# Exercise
Write out all the data again, exactly as it stands.
*** Dataset records
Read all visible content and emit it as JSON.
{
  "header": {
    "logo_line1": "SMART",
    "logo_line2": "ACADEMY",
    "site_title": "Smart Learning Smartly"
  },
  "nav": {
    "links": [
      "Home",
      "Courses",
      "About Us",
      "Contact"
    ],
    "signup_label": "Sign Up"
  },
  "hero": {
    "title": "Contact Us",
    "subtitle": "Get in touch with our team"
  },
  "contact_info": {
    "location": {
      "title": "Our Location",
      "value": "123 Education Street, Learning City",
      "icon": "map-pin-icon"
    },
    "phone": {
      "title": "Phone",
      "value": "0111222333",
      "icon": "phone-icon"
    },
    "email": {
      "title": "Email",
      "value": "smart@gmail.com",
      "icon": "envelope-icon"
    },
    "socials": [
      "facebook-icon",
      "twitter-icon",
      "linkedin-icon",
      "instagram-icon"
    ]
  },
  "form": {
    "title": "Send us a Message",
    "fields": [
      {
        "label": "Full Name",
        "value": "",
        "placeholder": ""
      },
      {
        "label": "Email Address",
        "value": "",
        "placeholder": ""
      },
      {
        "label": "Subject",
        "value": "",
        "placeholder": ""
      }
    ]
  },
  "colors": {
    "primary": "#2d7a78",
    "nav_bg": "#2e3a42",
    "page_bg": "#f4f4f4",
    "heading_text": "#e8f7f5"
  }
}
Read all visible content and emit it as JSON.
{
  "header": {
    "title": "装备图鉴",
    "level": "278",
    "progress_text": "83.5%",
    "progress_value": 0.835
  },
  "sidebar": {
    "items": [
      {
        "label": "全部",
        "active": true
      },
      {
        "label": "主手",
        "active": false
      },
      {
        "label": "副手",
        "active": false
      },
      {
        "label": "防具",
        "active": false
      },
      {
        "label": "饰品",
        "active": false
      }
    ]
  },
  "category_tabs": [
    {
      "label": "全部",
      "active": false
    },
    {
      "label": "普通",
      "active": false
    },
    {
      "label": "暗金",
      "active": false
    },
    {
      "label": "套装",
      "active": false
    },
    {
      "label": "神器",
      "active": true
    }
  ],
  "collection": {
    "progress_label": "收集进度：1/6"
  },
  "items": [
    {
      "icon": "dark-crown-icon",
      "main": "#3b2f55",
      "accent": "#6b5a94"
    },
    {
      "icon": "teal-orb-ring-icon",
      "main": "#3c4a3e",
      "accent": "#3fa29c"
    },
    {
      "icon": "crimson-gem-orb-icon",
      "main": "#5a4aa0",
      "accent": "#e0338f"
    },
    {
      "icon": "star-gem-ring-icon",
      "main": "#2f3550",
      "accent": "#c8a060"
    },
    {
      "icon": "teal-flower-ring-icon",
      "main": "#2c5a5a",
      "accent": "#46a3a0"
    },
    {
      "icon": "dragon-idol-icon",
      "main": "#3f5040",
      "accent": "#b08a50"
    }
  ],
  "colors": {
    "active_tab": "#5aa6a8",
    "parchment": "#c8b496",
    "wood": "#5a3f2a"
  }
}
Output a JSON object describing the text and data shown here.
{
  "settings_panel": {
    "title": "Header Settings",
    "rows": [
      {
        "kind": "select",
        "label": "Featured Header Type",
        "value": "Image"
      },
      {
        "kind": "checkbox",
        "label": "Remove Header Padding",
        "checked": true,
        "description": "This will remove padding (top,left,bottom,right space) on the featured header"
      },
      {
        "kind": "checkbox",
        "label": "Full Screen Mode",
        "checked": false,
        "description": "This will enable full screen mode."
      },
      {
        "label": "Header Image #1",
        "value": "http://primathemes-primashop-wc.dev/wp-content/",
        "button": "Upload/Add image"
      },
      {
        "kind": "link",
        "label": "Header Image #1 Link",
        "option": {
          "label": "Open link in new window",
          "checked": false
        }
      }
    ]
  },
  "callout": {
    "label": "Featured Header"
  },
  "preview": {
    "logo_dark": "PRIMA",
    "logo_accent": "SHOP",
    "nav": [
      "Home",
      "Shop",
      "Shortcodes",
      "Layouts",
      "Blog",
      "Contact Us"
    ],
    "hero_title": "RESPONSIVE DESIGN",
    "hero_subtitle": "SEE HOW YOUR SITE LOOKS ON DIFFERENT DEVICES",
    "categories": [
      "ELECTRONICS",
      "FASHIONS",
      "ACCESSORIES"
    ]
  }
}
******
# Full answer
Read all visible content and emit it as JSON.
{
  "header": {
    "logo_line1": "SMART",
    "logo_line2": "ACADEMY",
    "site_title": "Smart Learning Smartly"
  },
  "nav": {
    "links": [
      "Home",
      "Courses",
      "About Us",
      "Contact"
    ],
    "signup_label": "Sign Up"
  },
  "hero": {
    "title": "Contact Us",
    "subtitle": "Get in touch with our team"
  },
  "contact_info": {
    "location": {
      "title": "Our Location",
      "value": "123 Education Street, Learning City",
      "icon": "map-pin-icon"
    },
    "phone": {
      "title": "Phone",
      "value": "0111222333",
      "icon": "phone-icon"
    },
    "email": {
      "title": "Email",
      "value": "smart@gmail.com",
      "icon": "envelope-icon"
    },
    "socials": [
      "facebook-icon",
      "twitter-icon",
      "linkedin-icon",
      "instagram-icon"
    ]
  },
  "form": {
    "title": "Send us a Message",
    "fields": [
      {
        "label": "Full Name",
        "value": "",
        "placeholder": ""
      },
      {
        "label": "Email Address",
        "value": "",
        "placeholder": ""
      },
      {
        "label": "Subject",
        "value": "",
        "placeholder": ""
      }
    ]
  },
  "colors": {
    "primary": "#2d7a78",
    "nav_bg": "#2e3a42",
    "page_bg": "#f4f4f4",
    "heading_text": "#e8f7f5"
  }
}
Read all visible content and emit it as JSON.
{
  "header": {
    "title": "装备图鉴",
    "level": "278",
    "progress_text": "83.5%",
    "progress_value": 0.835
  },
  "sidebar": {
    "items": [
      {
        "label": "全部",
        "active": true
      },
      {
        "label": "主手",
        "active": false
      },
      {
        "label": "副手",
        "active": false
      },
      {
        "label": "防具",
        "active": false
      },
      {
        "label": "饰品",
        "active": false
      }
    ]
  },
  "category_tabs": [
    {
      "label": "全部",
      "active": false
    },
    {
      "label": "普通",
      "active": false
    },
    {
      "label": "暗金",
      "active": false
    },
    {
      "label": "套装",
      "active": false
    },
    {
      "label": "神器",
      "active": true
    }
  ],
  "collection": {
    "progress_label": "收集进度：1/6"
  },
  "items": [
    {
      "icon": "dark-crown-icon",
      "main": "#3b2f55",
      "accent": "#6b5a94"
    },
    {
      "icon": "teal-orb-ring-icon",
      "main": "#3c4a3e",
      "accent": "#3fa29c"
    },
    {
      "icon": "crimson-gem-orb-icon",
      "main": "#5a4aa0",
      "accent": "#e0338f"
    },
    {
      "icon": "star-gem-ring-icon",
      "main": "#2f3550",
      "accent": "#c8a060"
    },
    {
      "icon": "teal-flower-ring-icon",
      "main": "#2c5a5a",
      "accent": "#46a3a0"
    },
    {
      "icon": "dragon-idol-icon",
      "main": "#3f5040",
      "accent": "#b08a50"
    }
  ],
  "colors": {
    "active_tab": "#5aa6a8",
    "parchment": "#c8b496",
    "wood": "#5a3f2a"
  }
}
Output a JSON object describing the text and data shown here.
{
  "settings_panel": {
    "title": "Header Settings",
    "rows": [
      {
        "kind": "select",
        "label": "Featured Header Type",
        "value": "Image"
      },
      {
        "kind": "checkbox",
        "label": "Remove Header Padding",
        "checked": true,
        "description": "This will remove padding (top,left,bottom,right space) on the featured header"
      },
      {
        "kind": "checkbox",
        "label": "Full Screen Mode",
        "checked": false,
        "description": "This will enable full screen mode."
      },
      {
        "label": "Header Image #1",
        "value": "http://primathemes-primashop-wc.dev/wp-content/",
        "button": "Upload/Add image"
      },
      {
        "kind": "link",
        "label": "Header Image #1 Link",
        "option": {
          "label": "Open link in new window",
          "checked": false
        }
      }
    ]
  },
  "callout": {
    "label": "Featured Header"
  },
  "preview": {
    "logo_dark": "PRIMA",
    "logo_accent": "SHOP",
    "nav": [
      "Home",
      "Shop",
      "Shortcodes",
      "Layouts",
      "Blog",
      "Contact Us"
    ],
    "hero_title": "RESPONSIVE DESIGN",
    "hero_subtitle": "SEE HOW YOUR SITE LOOKS ON DIFFERENT DEVICES",
    "categories": [
      "ELECTRONICS",
      "FASHIONS",
      "ACCESSORIES"
    ]
  }
}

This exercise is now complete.